(What needs to be done):
Repeat all of the material below exactly as written, images excluded.

## begin Input material

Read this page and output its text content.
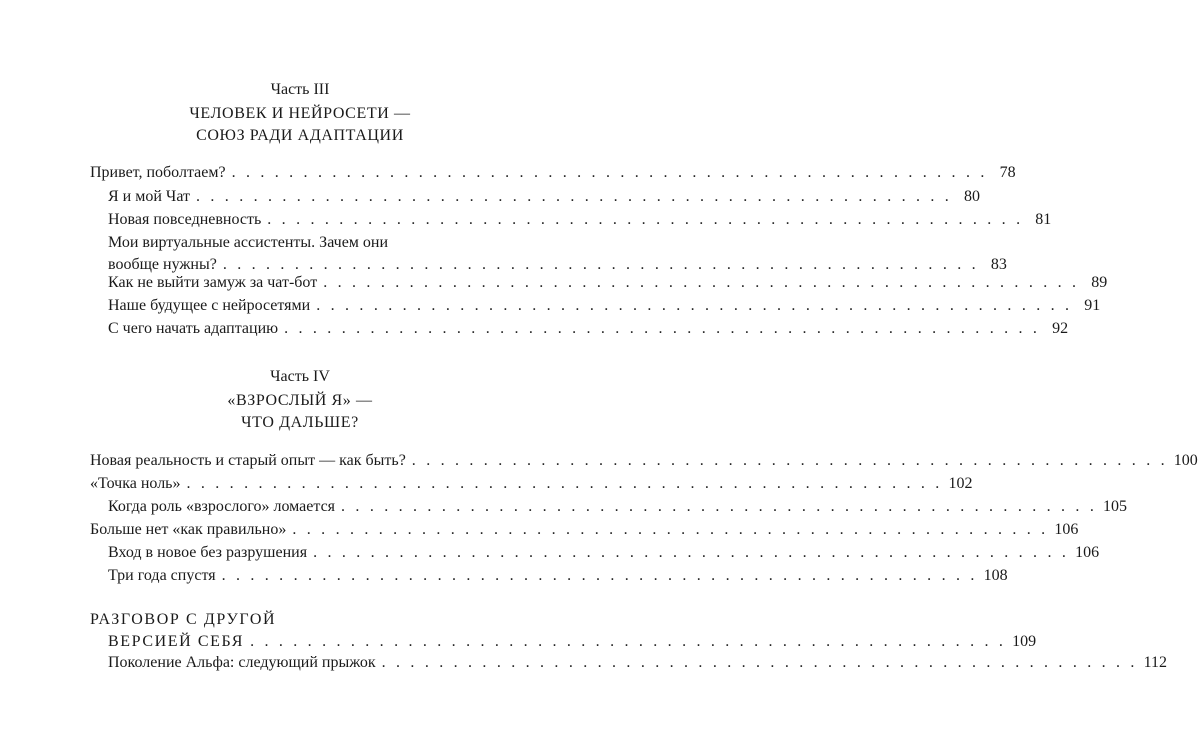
Часть III
ЧЕЛОВЕК И НЕЙРОСЕТИ —
СОЮЗ РАДИ АДАПТАЦИИ
Привет, поболтаем? . . . . . . . . . . . . . . . . . . . . . . . . . . . . . . . . . . . . . . . . . . . . . . . . . . . . . 78
Я и мой Чат . . . . . . . . . . . . . . . . . . . . . . . . . . . . . . . . . . . . . . . . . . . . . . . . . . . . . 80
Новая повседневность . . . . . . . . . . . . . . . . . . . . . . . . . . . . . . . . . . . . . . . . . . . . . . . . . . . . . 81
Мои виртуальные ассистенты. Зачем они
вообще нужны? . . . . . . . . . . . . . . . . . . . . . . . . . . . . . . . . . . . . . . . . . . . . . . . . . . . . . 83
Как не выйти замуж за чат-бот . . . . . . . . . . . . . . . . . . . . . . . . . . . . . . . . . . . . . . . . . . . . . . . . . . . . . 89
Наше будущее с нейросетями . . . . . . . . . . . . . . . . . . . . . . . . . . . . . . . . . . . . . . . . . . . . . . . . . . . . . 91
С чего начать адаптацию . . . . . . . . . . . . . . . . . . . . . . . . . . . . . . . . . . . . . . . . . . . . . . . . . . . . . 92
Часть IV
«ВЗРОСЛЫЙ Я» —
ЧТО ДАЛЬШЕ?
Новая реальность и старый опыт — как быть? . . . . . . . . . . . . . . . . . . . . . . . . . . . . . . . . . . . . . . . . . . . . . . . . . . . . . 100
«Точка ноль» . . . . . . . . . . . . . . . . . . . . . . . . . . . . . . . . . . . . . . . . . . . . . . . . . . . . . 102
Когда роль «взрослого» ломается . . . . . . . . . . . . . . . . . . . . . . . . . . . . . . . . . . . . . . . . . . . . . . . . . . . . . 105
Больше нет «как правильно» . . . . . . . . . . . . . . . . . . . . . . . . . . . . . . . . . . . . . . . . . . . . . . . . . . . . . 106
Вход в новое без разрушения . . . . . . . . . . . . . . . . . . . . . . . . . . . . . . . . . . . . . . . . . . . . . . . . . . . . . 106
Три года спустя . . . . . . . . . . . . . . . . . . . . . . . . . . . . . . . . . . . . . . . . . . . . . . . . . . . . . 108
РАЗГОВОР С ДРУГОЙ
ВЕРСИЕЙ СЕБЯ . . . . . . . . . . . . . . . . . . . . . . . . . . . . . . . . . . . . . . . . . . . . . . . . . . . . . 109
Поколение Альфа: следующий прыжок . . . . . . . . . . . . . . . . . . . . . . . . . . . . . . . . . . . . . . . . . . . . . . . . . . . . . 112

## end Input material

(Result):
Read this page and output its text content.
Часть III
ЧЕЛОВЕК И НЕЙРОСЕТИ —
СОЮЗ РАДИ АДАПТАЦИИ
Привет, поболтаем? . . . . . . . . . . . . . . . . . . . . . . . . . . . . . . . . . . . . . . . . . . . . . . . . . . . . . 78
Я и мой Чат . . . . . . . . . . . . . . . . . . . . . . . . . . . . . . . . . . . . . . . . . . . . . . . . . . . . . 80
Новая повседневность . . . . . . . . . . . . . . . . . . . . . . . . . . . . . . . . . . . . . . . . . . . . . . . . . . . . . 81
Мои виртуальные ассистенты. Зачем они
вообще нужны? . . . . . . . . . . . . . . . . . . . . . . . . . . . . . . . . . . . . . . . . . . . . . . . . . . . . . 83
Как не выйти замуж за чат-бот . . . . . . . . . . . . . . . . . . . . . . . . . . . . . . . . . . . . . . . . . . . . . . . . . . . . . 89
Наше будущее с нейросетями . . . . . . . . . . . . . . . . . . . . . . . . . . . . . . . . . . . . . . . . . . . . . . . . . . . . . 91
С чего начать адаптацию . . . . . . . . . . . . . . . . . . . . . . . . . . . . . . . . . . . . . . . . . . . . . . . . . . . . . 92
Часть IV
«ВЗРОСЛЫЙ Я» —
ЧТО ДАЛЬШЕ?
Новая реальность и старый опыт — как быть? . . . . . . . . . . . . . . . . . . . . . . . . . . . . . . . . . . . . . . . . . . . . . . . . . . . . . 100
«Точка ноль» . . . . . . . . . . . . . . . . . . . . . . . . . . . . . . . . . . . . . . . . . . . . . . . . . . . . . 102
Когда роль «взрослого» ломается . . . . . . . . . . . . . . . . . . . . . . . . . . . . . . . . . . . . . . . . . . . . . . . . . . . . . 105
Больше нет «как правильно» . . . . . . . . . . . . . . . . . . . . . . . . . . . . . . . . . . . . . . . . . . . . . . . . . . . . . 106
Вход в новое без разрушения . . . . . . . . . . . . . . . . . . . . . . . . . . . . . . . . . . . . . . . . . . . . . . . . . . . . . 106
Три года спустя . . . . . . . . . . . . . . . . . . . . . . . . . . . . . . . . . . . . . . . . . . . . . . . . . . . . . 108
РАЗГОВОР С ДРУГОЙ
ВЕРСИЕЙ СЕБЯ . . . . . . . . . . . . . . . . . . . . . . . . . . . . . . . . . . . . . . . . . . . . . . . . . . . . . 109
Поколение Альфа: следующий прыжок . . . . . . . . . . . . . . . . . . . . . . . . . . . . . . . . . . . . . . . . . . . . . . . . . . . . . 112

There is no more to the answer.